Goal: In the text about being a woman who writes hard science fiction, give the part that begins at the words "Men in the hard" and stops after "comes the dissonance." again, changing "fan mail" to "reader mail".

Selected text:
* START *

I haven’t done a lot of interviews in my career, but the question I least like to answer goes something like this: Do you feel it’s hurt your career being a woman writing hard science fiction?

I’m sure I get this deer-in-the-headlights expression before breaking eye contact and muttering something self-contradictory. Because really, how does one answer a question like that?

To say, “Yes, I think it has hurt my career” sounds like whining and finger pointing without any evidence to back it up, and risks offending the men who are the core readers of the genre.

To say, “No, I’m sure that’s not it” would be untruthful and would imply that my books didn’t sell because they were bad. My hard SF books may not be for everyone, but I don’t believe they’re bad.

So in my own mind I mostly ignored the question. Some writers succeed, others don’t. That’s just the way it is.

But of course the only true answer is that I can’t know. I can’t go back and change my name to Greg or David or Alastair and re-publish the books and see how things go.

But oh my how I wish I could.

Here’s the thing:

I had a lot of good breaks. (I had a lot of really bad breaks too, but we won’t go there.) I had cover quotes and great support from Greg Bear, Gregory Benford, and David Brin. I had some really great reviews. For the early books, I had great covers. I won awards. My books were offered by the Science Fiction Book Club. Some were on the Locus Recommended list. I had fantastic support from people like Charles N. Brown. Wil McCarthy was my good buddy.

Men in the hard SF field were friendly and open to my work, to the point I can say that I never met a hard SF writer who was not supportive of me, a woman, writing what I wrote. Other women will claim a different experience. I only give you mine.

And outside the pro circle? I would guess that 80+ percent of the fan mail I’ve ever received has been from men. More men read hard SF than women, so I guess it’s only natural.

What I’m trying to say is that in my personal, face-to-face (or nearly so) experiences, it didn’t feel like being a woman was any sort of disadvantage. If anything, it made me a bit more unique and interesting.

But then comes the dissonance.

“The dissonance” is my personal term for the difference between what other writers and some avid fans will say about my work (really nice things) and the value the market (and agents, publishers, and editors) have placed on my work. It’s a pretty extreme difference.

Despite all the advantages listed above, my books never sold in numbers anywhere close to what could support a writing career, and the Bantam books went out of print with impressive speed. Honestly, there didn’t seem to be much point to it all. I mean, the Nanotech Succession books together, all four volumes, brought in a total of $27,500 in advance money. I recall The Bohr Maker brought in a couple tiny royalty checks thereafter, in the hundred dollar range, and that was it. The other three books never earned out.

* END *

Source excerpt:
* START *

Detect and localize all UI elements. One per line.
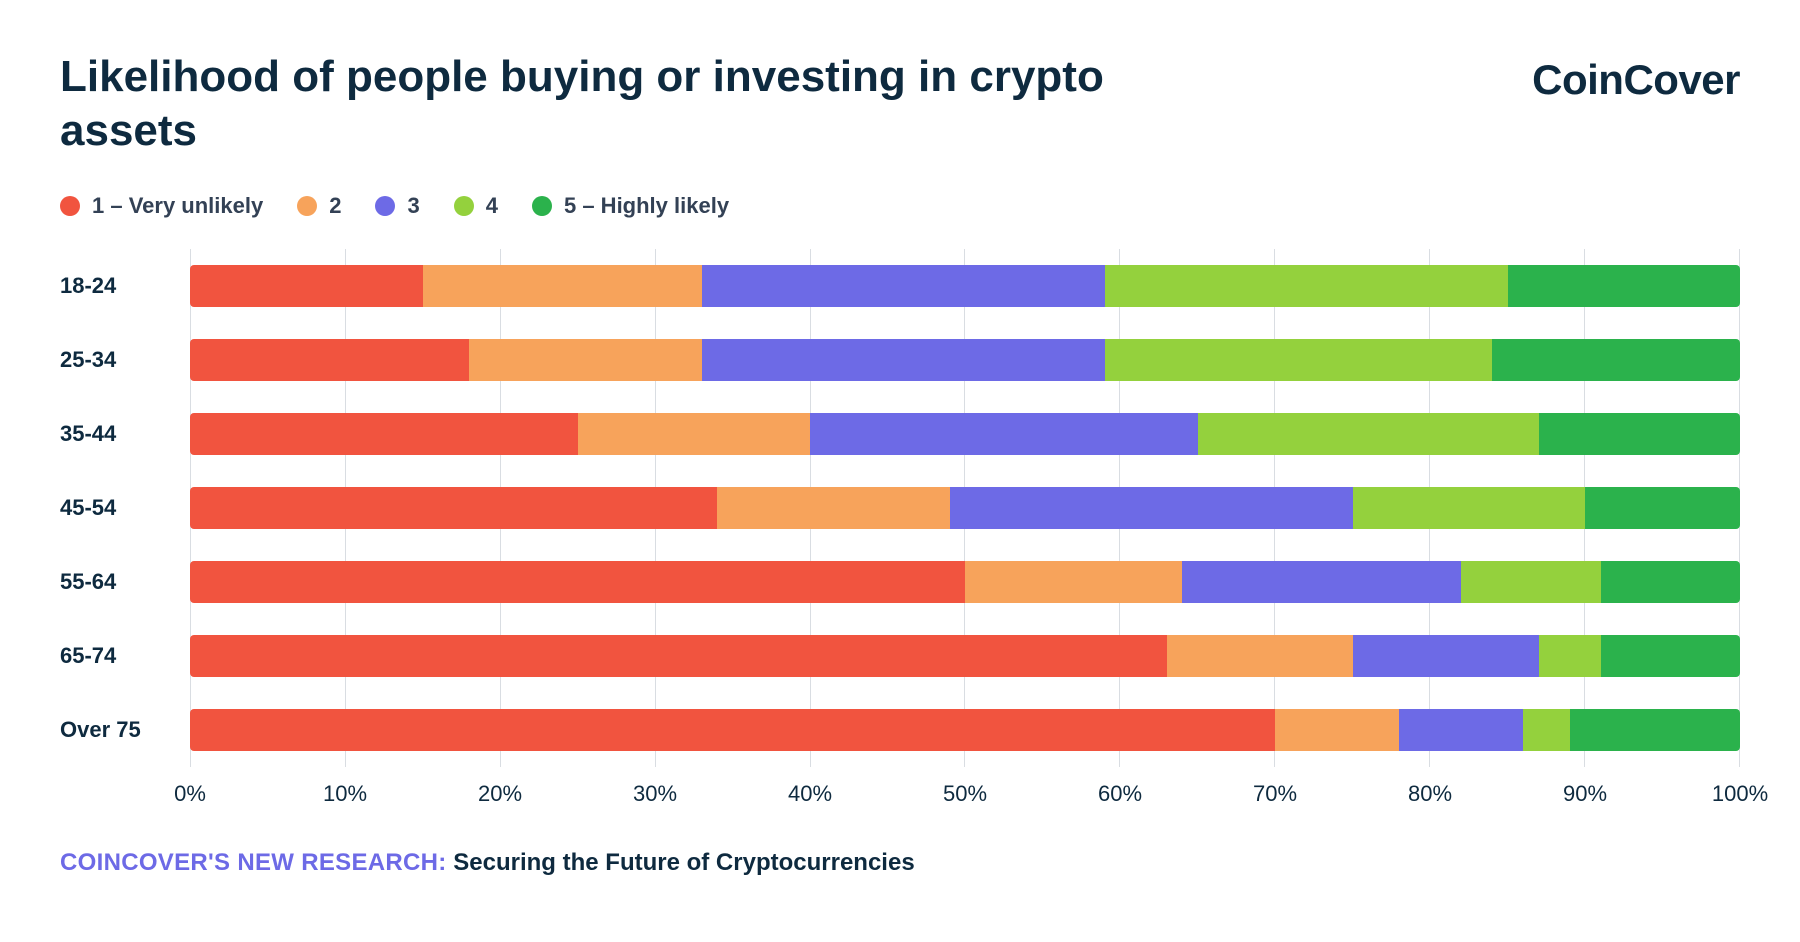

* END *

Expected output:
Men in the hard SF field were friendly and open to my work, to the point I can say that I never met a hard SF writer who was not supportive of me, a woman, writing what I wrote. Other women will claim a different experience. I only give you mine.

And outside the pro circle? I would guess that 80+ percent of the reader mail I’ve ever received has been from men. More men read hard SF than women, so I guess it’s only natural.

What I’m trying to say is that in my personal, face-to-face (or nearly so) experiences, it didn’t feel like being a woman was any sort of disadvantage. If anything, it made me a bit more unique and interesting.

But then comes the dissonance.